= Exercise goal =
Read the data and repeat all of it exactly.

= Provided records =
:::::

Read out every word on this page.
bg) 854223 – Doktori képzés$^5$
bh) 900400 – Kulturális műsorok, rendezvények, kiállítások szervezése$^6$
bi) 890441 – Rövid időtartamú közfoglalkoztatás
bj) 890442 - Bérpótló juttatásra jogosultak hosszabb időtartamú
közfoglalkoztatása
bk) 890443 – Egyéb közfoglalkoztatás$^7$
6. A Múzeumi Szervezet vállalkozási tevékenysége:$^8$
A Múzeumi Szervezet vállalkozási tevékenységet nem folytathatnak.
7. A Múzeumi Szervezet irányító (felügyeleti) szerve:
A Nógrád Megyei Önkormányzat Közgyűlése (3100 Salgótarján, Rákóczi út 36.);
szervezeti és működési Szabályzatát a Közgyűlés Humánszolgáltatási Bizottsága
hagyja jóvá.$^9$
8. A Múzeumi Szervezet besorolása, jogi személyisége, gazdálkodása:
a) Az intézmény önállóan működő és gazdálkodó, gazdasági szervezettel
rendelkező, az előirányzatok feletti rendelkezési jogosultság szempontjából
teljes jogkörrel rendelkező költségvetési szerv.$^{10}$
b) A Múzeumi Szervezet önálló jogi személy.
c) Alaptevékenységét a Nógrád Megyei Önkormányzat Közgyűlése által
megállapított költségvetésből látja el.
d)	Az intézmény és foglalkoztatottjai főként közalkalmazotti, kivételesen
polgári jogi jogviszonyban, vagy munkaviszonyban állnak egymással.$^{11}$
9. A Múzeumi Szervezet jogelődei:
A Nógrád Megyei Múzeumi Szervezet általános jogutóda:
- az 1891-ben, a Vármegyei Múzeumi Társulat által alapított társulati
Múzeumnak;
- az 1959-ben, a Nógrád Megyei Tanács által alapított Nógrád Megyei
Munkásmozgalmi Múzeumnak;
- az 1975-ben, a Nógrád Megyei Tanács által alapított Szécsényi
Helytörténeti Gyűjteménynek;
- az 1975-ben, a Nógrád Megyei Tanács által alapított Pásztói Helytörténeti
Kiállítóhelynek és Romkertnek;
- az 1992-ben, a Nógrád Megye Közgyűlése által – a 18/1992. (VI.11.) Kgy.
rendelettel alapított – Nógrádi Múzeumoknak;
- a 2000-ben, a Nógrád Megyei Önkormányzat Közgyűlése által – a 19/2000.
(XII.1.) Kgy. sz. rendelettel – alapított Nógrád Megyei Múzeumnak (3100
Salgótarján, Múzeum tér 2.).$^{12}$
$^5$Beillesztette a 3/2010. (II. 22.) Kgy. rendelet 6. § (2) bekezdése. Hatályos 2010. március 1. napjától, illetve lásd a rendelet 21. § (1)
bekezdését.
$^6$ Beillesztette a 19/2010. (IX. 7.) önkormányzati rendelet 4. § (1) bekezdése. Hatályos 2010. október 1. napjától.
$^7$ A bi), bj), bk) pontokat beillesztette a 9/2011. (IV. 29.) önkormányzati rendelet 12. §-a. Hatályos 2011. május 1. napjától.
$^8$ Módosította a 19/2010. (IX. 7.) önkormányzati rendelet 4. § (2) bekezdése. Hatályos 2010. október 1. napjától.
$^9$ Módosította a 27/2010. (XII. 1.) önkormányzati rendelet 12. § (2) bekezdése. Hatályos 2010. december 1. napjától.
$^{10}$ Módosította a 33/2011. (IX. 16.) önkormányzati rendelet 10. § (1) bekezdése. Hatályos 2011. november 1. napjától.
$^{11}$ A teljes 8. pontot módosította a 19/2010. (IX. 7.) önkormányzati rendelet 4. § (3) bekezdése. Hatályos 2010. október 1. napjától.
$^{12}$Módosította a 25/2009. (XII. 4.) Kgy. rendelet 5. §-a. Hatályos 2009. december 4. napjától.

:::::

= Finished task =
Read out every word on this page.
bg) 854223 – Doktori képzés$^5$
bh) 900400 – Kulturális műsorok, rendezvények, kiállítások szervezése$^6$
bi) 890441 – Rövid időtartamú közfoglalkoztatás
bj) 890442 - Bérpótló juttatásra jogosultak hosszabb időtartamú
közfoglalkoztatása
bk) 890443 – Egyéb közfoglalkoztatás$^7$
6. A Múzeumi Szervezet vállalkozási tevékenysége:$^8$
A Múzeumi Szervezet vállalkozási tevékenységet nem folytathatnak.
7. A Múzeumi Szervezet irányító (felügyeleti) szerve:
A Nógrád Megyei Önkormányzat Közgyűlése (3100 Salgótarján, Rákóczi út 36.);
szervezeti és működési Szabályzatát a Közgyűlés Humánszolgáltatási Bizottsága
hagyja jóvá.$^9$
8. A Múzeumi Szervezet besorolása, jogi személyisége, gazdálkodása:
a) Az intézmény önállóan működő és gazdálkodó, gazdasági szervezettel
rendelkező, az előirányzatok feletti rendelkezési jogosultság szempontjából
teljes jogkörrel rendelkező költségvetési szerv.$^{10}$
b) A Múzeumi Szervezet önálló jogi személy.
c) Alaptevékenységét a Nógrád Megyei Önkormányzat Közgyűlése által
megállapított költségvetésből látja el.
d)	Az intézmény és foglalkoztatottjai főként közalkalmazotti, kivételesen
polgári jogi jogviszonyban, vagy munkaviszonyban állnak egymással.$^{11}$
9. A Múzeumi Szervezet jogelődei:
A Nógrád Megyei Múzeumi Szervezet általános jogutóda:
- az 1891-ben, a Vármegyei Múzeumi Társulat által alapított társulati
Múzeumnak;
- az 1959-ben, a Nógrád Megyei Tanács által alapított Nógrád Megyei
Munkásmozgalmi Múzeumnak;
- az 1975-ben, a Nógrád Megyei Tanács által alapított Szécsényi
Helytörténeti Gyűjteménynek;
- az 1975-ben, a Nógrád Megyei Tanács által alapított Pásztói Helytörténeti
Kiállítóhelynek és Romkertnek;
- az 1992-ben, a Nógrád Megye Közgyűlése által – a 18/1992. (VI.11.) Kgy.
rendelettel alapított – Nógrádi Múzeumoknak;
- a 2000-ben, a Nógrád Megyei Önkormányzat Közgyűlése által – a 19/2000.
(XII.1.) Kgy. sz. rendelettel – alapított Nógrád Megyei Múzeumnak (3100
Salgótarján, Múzeum tér 2.).$^{12}$
$^5$Beillesztette a 3/2010. (II. 22.) Kgy. rendelet 6. § (2) bekezdése. Hatályos 2010. március 1. napjától, illetve lásd a rendelet 21. § (1)
bekezdését.
$^6$ Beillesztette a 19/2010. (IX. 7.) önkormányzati rendelet 4. § (1) bekezdése. Hatályos 2010. október 1. napjától.
$^7$ A bi), bj), bk) pontokat beillesztette a 9/2011. (IV. 29.) önkormányzati rendelet 12. §-a. Hatályos 2011. május 1. napjától.
$^8$ Módosította a 19/2010. (IX. 7.) önkormányzati rendelet 4. § (2) bekezdése. Hatályos 2010. október 1. napjától.
$^9$ Módosította a 27/2010. (XII. 1.) önkormányzati rendelet 12. § (2) bekezdése. Hatályos 2010. december 1. napjától.
$^{10}$ Módosította a 33/2011. (IX. 16.) önkormányzati rendelet 10. § (1) bekezdése. Hatályos 2011. november 1. napjától.
$^{11}$ A teljes 8. pontot módosította a 19/2010. (IX. 7.) önkormányzati rendelet 4. § (3) bekezdése. Hatályos 2010. október 1. napjától.
$^{12}$Módosította a 25/2009. (XII. 4.) Kgy. rendelet 5. §-a. Hatályos 2009. december 4. napjától.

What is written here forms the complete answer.